** begin ENTRIES PROVIDED **

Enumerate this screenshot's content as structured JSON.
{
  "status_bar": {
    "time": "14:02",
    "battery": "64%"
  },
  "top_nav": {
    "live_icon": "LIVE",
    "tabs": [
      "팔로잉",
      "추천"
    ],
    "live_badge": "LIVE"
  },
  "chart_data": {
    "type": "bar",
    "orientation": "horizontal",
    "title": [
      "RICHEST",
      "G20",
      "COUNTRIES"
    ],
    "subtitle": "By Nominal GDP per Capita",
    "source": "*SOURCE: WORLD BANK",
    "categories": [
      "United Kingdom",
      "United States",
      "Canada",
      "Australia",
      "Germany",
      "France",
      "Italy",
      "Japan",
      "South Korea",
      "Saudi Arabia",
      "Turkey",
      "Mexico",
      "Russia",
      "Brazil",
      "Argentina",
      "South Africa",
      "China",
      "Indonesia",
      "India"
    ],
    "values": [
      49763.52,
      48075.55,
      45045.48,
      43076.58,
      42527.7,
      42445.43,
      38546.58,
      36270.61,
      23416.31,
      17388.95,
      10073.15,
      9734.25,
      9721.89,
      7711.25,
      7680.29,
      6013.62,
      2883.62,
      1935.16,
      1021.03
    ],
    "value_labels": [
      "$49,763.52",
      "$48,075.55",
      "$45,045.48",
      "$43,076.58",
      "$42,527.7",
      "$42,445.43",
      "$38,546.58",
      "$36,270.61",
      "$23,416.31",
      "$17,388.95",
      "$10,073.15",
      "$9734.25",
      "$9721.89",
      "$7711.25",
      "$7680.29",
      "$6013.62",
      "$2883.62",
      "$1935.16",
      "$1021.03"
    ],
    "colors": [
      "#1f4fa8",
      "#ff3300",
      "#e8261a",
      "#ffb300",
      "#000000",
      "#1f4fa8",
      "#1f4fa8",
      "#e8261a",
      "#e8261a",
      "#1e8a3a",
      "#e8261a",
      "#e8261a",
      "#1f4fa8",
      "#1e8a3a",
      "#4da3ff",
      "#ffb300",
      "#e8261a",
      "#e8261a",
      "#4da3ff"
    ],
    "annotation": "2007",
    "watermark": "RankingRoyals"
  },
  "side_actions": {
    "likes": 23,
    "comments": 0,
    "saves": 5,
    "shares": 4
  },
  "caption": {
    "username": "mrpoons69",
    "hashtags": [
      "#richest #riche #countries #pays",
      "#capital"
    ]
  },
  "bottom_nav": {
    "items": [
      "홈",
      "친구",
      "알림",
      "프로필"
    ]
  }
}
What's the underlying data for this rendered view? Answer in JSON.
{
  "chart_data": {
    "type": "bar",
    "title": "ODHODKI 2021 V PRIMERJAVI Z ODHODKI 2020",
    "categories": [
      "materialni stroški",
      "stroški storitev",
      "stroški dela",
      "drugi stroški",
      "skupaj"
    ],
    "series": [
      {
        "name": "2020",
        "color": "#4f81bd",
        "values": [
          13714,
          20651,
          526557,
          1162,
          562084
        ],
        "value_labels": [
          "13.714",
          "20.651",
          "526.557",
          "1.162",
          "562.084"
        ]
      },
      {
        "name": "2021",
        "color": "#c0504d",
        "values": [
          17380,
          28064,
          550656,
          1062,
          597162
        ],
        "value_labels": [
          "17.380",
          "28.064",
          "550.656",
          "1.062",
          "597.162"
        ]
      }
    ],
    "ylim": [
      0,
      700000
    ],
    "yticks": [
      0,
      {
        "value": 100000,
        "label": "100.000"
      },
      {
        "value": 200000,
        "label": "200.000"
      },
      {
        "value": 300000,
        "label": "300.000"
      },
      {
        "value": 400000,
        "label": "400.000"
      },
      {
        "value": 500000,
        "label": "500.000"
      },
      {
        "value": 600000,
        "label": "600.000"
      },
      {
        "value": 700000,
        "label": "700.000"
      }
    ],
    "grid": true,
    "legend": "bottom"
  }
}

** end ENTRIES PROVIDED **

→ **INSTRUCTION**
Using the data above, print every record exactly as shown.

→ **OUTPUT FOR THIS TASK**
Enumerate this screenshot's content as structured JSON.
{
  "status_bar": {
    "time": "14:02",
    "battery": "64%"
  },
  "top_nav": {
    "live_icon": "LIVE",
    "tabs": [
      "팔로잉",
      "추천"
    ],
    "live_badge": "LIVE"
  },
  "chart_data": {
    "type": "bar",
    "orientation": "horizontal",
    "title": [
      "RICHEST",
      "G20",
      "COUNTRIES"
    ],
    "subtitle": "By Nominal GDP per Capita",
    "source": "*SOURCE: WORLD BANK",
    "categories": [
      "United Kingdom",
      "United States",
      "Canada",
      "Australia",
      "Germany",
      "France",
      "Italy",
      "Japan",
      "South Korea",
      "Saudi Arabia",
      "Turkey",
      "Mexico",
      "Russia",
      "Brazil",
      "Argentina",
      "South Africa",
      "China",
      "Indonesia",
      "India"
    ],
    "values": [
      49763.52,
      48075.55,
      45045.48,
      43076.58,
      42527.7,
      42445.43,
      38546.58,
      36270.61,
      23416.31,
      17388.95,
      10073.15,
      9734.25,
      9721.89,
      7711.25,
      7680.29,
      6013.62,
      2883.62,
      1935.16,
      1021.03
    ],
    "value_labels": [
      "$49,763.52",
      "$48,075.55",
      "$45,045.48",
      "$43,076.58",
      "$42,527.7",
      "$42,445.43",
      "$38,546.58",
      "$36,270.61",
      "$23,416.31",
      "$17,388.95",
      "$10,073.15",
      "$9734.25",
      "$9721.89",
      "$7711.25",
      "$7680.29",
      "$6013.62",
      "$2883.62",
      "$1935.16",
      "$1021.03"
    ],
    "colors": [
      "#1f4fa8",
      "#ff3300",
      "#e8261a",
      "#ffb300",
      "#000000",
      "#1f4fa8",
      "#1f4fa8",
      "#e8261a",
      "#e8261a",
      "#1e8a3a",
      "#e8261a",
      "#e8261a",
      "#1f4fa8",
      "#1e8a3a",
      "#4da3ff",
      "#ffb300",
      "#e8261a",
      "#e8261a",
      "#4da3ff"
    ],
    "annotation": "2007",
    "watermark": "RankingRoyals"
  },
  "side_actions": {
    "likes": 23,
    "comments": 0,
    "saves": 5,
    "shares": 4
  },
  "caption": {
    "username": "mrpoons69",
    "hashtags": [
      "#richest #riche #countries #pays",
      "#capital"
    ]
  },
  "bottom_nav": {
    "items": [
      "홈",
      "친구",
      "알림",
      "프로필"
    ]
  }
}
What's the underlying data for this rendered view? Answer in JSON.
{
  "chart_data": {
    "type": "bar",
    "title": "ODHODKI 2021 V PRIMERJAVI Z ODHODKI 2020",
    "categories": [
      "materialni stroški",
      "stroški storitev",
      "stroški dela",
      "drugi stroški",
      "skupaj"
    ],
    "series": [
      {
        "name": "2020",
        "color": "#4f81bd",
        "values": [
          13714,
          20651,
          526557,
          1162,
          562084
        ],
        "value_labels": [
          "13.714",
          "20.651",
          "526.557",
          "1.162",
          "562.084"
        ]
      },
      {
        "name": "2021",
        "color": "#c0504d",
        "values": [
          17380,
          28064,
          550656,
          1062,
          597162
        ],
        "value_labels": [
          "17.380",
          "28.064",
          "550.656",
          "1.062",
          "597.162"
        ]
      }
    ],
    "ylim": [
      0,
      700000
    ],
    "yticks": [
      0,
      {
        "value": 100000,
        "label": "100.000"
      },
      {
        "value": 200000,
        "label": "200.000"
      },
      {
        "value": 300000,
        "label": "300.000"
      },
      {
        "value": 400000,
        "label": "400.000"
      },
      {
        "value": 500000,
        "label": "500.000"
      },
      {
        "value": 600000,
        "label": "600.000"
      },
      {
        "value": 700000,
        "label": "700.000"
      }
    ],
    "grid": true,
    "legend": "bottom"
  }
}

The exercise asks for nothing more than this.